* DATASET
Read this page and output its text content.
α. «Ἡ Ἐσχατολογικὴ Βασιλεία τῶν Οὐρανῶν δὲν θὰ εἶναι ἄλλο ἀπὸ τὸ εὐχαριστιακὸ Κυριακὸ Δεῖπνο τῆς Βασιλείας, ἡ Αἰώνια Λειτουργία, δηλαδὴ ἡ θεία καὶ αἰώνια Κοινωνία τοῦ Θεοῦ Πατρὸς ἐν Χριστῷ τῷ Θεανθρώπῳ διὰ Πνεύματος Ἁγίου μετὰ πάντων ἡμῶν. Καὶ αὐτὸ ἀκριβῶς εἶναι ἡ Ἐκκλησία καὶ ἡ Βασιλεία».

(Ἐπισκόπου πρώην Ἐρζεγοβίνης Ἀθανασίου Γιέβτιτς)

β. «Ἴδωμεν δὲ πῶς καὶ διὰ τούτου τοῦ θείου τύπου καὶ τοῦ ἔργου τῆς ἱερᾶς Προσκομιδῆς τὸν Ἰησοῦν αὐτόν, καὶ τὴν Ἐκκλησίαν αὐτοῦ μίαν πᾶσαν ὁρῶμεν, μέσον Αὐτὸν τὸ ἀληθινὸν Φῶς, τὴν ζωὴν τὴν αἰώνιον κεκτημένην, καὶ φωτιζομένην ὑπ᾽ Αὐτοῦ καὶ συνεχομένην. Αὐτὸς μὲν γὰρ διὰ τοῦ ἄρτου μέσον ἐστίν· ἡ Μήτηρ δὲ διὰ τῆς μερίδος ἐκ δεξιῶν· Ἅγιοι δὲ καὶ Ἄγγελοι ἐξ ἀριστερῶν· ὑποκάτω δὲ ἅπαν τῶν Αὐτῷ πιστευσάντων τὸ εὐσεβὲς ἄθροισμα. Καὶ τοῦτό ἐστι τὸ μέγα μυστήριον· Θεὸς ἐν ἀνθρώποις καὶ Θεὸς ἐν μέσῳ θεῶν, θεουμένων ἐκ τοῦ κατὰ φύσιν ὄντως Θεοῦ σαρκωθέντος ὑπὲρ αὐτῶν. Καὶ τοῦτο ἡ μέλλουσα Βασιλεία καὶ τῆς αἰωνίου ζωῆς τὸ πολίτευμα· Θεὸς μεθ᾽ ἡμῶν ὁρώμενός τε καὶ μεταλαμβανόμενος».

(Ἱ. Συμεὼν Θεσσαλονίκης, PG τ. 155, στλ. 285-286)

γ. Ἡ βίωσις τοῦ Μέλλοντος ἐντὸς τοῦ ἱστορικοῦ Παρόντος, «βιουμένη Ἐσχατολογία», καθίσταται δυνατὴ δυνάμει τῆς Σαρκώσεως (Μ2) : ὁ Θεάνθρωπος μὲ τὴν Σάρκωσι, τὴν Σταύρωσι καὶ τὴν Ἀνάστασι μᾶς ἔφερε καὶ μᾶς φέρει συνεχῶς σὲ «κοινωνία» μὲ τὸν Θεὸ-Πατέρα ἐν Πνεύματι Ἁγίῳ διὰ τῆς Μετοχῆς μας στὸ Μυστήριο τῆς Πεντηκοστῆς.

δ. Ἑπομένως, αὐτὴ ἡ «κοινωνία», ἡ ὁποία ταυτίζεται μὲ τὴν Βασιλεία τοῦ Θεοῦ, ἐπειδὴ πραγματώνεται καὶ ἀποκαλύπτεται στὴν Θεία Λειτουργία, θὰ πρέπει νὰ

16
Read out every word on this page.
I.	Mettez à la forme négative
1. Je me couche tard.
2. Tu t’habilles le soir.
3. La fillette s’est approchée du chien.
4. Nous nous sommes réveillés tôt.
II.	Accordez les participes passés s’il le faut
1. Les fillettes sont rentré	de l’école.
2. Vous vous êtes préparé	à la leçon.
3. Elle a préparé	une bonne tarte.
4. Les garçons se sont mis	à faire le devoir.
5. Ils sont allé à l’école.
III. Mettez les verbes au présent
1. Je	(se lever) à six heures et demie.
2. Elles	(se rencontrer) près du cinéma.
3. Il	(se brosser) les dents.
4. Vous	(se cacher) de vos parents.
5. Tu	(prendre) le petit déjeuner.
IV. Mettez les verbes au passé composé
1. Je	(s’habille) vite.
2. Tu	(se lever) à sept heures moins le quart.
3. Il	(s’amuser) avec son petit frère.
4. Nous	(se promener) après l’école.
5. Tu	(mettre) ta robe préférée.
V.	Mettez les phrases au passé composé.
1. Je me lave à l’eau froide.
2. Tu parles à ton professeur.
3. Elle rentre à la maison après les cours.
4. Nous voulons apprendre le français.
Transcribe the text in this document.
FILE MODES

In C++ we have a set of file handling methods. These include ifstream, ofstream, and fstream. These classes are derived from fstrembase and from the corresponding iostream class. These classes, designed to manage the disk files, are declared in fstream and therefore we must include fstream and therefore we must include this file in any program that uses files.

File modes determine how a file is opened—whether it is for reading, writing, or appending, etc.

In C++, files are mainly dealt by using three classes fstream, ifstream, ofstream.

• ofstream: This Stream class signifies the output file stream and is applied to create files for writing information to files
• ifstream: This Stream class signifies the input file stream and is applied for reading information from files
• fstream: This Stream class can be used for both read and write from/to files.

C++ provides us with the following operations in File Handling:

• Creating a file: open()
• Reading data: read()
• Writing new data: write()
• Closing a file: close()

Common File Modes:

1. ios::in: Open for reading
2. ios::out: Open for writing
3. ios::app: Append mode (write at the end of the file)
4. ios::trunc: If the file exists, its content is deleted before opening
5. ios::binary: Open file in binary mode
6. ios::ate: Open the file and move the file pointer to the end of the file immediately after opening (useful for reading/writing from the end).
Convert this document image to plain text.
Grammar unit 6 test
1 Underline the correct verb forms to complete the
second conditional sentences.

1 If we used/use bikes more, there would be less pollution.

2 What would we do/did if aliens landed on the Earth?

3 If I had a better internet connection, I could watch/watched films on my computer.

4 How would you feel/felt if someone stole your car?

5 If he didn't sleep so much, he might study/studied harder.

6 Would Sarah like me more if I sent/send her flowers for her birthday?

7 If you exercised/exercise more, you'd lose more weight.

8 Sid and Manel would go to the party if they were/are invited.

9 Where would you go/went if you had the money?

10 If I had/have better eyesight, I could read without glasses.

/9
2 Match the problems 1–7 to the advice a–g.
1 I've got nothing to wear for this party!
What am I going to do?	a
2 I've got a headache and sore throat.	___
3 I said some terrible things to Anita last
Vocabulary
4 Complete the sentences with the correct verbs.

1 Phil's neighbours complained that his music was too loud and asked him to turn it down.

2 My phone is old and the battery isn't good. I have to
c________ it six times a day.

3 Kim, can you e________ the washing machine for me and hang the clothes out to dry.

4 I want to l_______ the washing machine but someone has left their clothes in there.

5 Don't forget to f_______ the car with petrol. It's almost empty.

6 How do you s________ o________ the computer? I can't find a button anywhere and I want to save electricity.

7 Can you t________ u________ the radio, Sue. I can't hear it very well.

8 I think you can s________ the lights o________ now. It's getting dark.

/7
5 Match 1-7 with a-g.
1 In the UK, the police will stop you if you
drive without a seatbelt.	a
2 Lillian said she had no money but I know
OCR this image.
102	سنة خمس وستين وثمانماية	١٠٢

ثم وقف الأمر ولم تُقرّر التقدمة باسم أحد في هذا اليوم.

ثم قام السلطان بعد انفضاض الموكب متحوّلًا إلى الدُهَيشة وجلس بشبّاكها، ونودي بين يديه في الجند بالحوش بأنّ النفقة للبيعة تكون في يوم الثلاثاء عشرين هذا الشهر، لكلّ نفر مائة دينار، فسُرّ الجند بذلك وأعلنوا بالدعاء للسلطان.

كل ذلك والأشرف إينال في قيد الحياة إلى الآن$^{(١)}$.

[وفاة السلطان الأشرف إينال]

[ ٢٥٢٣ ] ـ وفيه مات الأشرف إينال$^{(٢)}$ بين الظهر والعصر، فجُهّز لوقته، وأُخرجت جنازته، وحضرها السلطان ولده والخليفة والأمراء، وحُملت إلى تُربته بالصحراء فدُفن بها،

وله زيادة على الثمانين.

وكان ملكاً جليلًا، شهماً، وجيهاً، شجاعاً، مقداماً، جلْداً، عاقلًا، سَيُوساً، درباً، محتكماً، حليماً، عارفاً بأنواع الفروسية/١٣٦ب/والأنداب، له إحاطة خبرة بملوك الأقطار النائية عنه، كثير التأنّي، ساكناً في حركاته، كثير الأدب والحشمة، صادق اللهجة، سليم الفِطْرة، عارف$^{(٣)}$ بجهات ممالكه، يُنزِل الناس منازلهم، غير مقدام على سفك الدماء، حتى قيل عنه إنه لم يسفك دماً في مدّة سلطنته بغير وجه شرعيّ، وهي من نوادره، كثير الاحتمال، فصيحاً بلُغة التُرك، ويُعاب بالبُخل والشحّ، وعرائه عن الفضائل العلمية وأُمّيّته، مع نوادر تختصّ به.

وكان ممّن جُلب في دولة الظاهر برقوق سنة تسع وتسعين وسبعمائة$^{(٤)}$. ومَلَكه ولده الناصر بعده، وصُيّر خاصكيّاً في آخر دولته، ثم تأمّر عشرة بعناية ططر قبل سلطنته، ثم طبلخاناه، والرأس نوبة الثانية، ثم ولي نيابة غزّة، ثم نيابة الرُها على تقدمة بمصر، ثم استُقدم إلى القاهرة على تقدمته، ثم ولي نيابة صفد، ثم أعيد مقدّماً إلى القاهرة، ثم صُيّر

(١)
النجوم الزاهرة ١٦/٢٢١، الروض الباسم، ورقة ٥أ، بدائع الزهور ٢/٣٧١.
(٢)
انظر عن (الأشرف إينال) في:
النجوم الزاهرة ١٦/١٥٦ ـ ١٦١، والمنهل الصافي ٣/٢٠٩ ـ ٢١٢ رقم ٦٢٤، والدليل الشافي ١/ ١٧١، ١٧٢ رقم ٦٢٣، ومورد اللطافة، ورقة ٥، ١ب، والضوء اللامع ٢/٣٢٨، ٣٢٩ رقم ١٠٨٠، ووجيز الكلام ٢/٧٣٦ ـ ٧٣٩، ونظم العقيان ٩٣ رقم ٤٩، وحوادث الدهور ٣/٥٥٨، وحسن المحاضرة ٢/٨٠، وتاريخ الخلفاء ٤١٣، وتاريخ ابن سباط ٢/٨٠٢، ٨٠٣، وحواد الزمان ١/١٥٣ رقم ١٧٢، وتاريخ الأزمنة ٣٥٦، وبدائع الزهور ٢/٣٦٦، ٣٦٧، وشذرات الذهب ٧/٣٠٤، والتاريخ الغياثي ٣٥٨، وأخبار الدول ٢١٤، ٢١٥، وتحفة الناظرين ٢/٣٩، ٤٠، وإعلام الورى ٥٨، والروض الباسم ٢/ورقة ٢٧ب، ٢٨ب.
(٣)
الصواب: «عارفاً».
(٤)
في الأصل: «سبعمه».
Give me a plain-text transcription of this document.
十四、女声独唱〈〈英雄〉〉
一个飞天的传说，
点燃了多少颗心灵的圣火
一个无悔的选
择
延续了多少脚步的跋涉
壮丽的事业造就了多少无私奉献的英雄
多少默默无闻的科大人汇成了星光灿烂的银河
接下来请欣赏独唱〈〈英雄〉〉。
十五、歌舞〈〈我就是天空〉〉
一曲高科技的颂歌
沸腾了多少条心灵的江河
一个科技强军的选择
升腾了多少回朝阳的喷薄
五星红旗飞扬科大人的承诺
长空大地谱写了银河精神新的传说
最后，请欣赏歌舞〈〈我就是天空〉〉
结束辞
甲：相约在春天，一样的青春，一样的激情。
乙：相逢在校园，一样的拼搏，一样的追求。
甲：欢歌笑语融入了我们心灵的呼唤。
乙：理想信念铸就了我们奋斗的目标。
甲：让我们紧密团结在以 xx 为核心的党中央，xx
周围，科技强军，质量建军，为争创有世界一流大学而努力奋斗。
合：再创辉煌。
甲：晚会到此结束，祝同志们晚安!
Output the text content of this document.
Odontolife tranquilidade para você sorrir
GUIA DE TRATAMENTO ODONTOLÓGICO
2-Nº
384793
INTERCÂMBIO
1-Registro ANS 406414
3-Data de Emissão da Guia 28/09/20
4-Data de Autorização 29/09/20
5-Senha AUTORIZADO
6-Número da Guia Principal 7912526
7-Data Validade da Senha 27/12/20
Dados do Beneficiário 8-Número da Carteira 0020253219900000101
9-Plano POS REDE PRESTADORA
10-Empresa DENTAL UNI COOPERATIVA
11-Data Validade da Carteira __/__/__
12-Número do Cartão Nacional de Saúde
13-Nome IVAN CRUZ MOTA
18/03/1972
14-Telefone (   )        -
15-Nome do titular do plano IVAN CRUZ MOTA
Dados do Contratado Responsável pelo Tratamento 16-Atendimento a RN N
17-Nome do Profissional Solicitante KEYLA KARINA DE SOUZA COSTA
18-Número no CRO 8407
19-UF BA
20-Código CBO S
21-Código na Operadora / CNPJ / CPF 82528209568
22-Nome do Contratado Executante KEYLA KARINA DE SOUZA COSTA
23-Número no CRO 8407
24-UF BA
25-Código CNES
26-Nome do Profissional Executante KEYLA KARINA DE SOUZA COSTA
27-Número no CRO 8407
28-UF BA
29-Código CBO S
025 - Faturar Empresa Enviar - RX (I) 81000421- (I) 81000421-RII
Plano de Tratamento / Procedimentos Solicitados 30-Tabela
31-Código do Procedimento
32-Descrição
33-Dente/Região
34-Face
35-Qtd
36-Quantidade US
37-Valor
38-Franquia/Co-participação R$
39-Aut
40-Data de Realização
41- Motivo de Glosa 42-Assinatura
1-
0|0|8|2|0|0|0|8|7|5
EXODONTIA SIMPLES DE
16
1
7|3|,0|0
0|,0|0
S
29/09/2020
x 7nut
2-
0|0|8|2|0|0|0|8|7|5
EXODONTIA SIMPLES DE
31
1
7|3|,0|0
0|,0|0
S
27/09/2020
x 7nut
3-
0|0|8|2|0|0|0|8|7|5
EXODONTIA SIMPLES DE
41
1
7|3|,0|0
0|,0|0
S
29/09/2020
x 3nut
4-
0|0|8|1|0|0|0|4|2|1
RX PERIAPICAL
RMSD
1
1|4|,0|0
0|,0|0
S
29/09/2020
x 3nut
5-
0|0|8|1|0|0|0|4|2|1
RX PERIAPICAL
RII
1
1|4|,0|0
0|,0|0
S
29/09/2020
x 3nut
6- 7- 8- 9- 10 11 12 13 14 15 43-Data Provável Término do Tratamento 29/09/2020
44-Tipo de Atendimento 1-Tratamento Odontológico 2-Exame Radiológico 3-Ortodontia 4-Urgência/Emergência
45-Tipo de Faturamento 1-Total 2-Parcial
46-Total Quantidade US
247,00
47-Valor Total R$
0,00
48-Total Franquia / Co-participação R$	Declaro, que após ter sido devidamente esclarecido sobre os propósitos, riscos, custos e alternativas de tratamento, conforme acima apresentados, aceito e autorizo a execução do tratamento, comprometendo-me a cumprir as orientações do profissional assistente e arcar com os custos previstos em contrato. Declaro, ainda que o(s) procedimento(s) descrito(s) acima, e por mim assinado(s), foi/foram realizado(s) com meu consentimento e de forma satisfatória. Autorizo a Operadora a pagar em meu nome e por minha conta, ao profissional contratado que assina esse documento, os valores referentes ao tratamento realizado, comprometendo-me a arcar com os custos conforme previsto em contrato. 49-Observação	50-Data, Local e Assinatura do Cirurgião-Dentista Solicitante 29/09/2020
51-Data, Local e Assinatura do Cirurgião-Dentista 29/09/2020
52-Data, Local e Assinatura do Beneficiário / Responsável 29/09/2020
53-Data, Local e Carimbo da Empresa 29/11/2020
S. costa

* BRIEF
Report only a number: how many lines in the material above contain the string "verbes".

* EXPECTED OUTPUT
2